- _DATASET ENTRIES_:
-- begin --

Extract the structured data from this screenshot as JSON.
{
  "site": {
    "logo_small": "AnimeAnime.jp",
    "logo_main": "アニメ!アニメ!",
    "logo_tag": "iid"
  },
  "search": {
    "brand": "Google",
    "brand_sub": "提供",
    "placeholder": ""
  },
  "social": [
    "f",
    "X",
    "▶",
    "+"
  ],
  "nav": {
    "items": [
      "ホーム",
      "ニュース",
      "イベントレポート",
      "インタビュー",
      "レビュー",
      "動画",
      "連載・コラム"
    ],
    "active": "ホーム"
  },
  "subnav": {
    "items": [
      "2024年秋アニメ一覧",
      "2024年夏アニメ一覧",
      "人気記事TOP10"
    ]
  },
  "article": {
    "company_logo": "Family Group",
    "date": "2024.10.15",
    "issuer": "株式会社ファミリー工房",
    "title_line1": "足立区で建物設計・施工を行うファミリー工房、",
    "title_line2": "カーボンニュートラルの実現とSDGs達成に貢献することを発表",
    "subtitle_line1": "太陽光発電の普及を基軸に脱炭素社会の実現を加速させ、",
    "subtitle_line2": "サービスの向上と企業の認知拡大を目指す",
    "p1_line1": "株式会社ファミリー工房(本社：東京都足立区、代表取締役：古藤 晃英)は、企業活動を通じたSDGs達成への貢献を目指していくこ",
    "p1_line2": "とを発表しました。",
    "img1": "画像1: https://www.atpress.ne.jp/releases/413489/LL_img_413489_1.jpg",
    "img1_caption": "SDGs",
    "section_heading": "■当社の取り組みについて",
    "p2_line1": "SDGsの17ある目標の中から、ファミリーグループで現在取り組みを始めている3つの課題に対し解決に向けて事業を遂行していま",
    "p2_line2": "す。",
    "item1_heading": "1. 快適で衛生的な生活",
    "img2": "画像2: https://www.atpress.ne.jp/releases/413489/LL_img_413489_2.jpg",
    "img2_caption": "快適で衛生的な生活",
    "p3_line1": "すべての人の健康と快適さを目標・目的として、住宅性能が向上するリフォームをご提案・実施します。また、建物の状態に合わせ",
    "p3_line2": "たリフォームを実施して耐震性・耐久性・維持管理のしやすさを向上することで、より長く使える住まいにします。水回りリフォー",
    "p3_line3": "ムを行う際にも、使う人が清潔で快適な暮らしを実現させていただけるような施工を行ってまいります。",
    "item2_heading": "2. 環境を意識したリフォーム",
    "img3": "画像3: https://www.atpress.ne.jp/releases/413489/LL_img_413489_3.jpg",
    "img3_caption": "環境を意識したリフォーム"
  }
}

-- end --

- _PROBLEM TO WORK ON_:
Reproduce each line holding the word "快適で衛生的な生活".

- _ANSWER TO THIS TASK_:
    "item1_heading": "1. 快適で衛生的な生活",
    "img2_caption": "快適で衛生的な生活",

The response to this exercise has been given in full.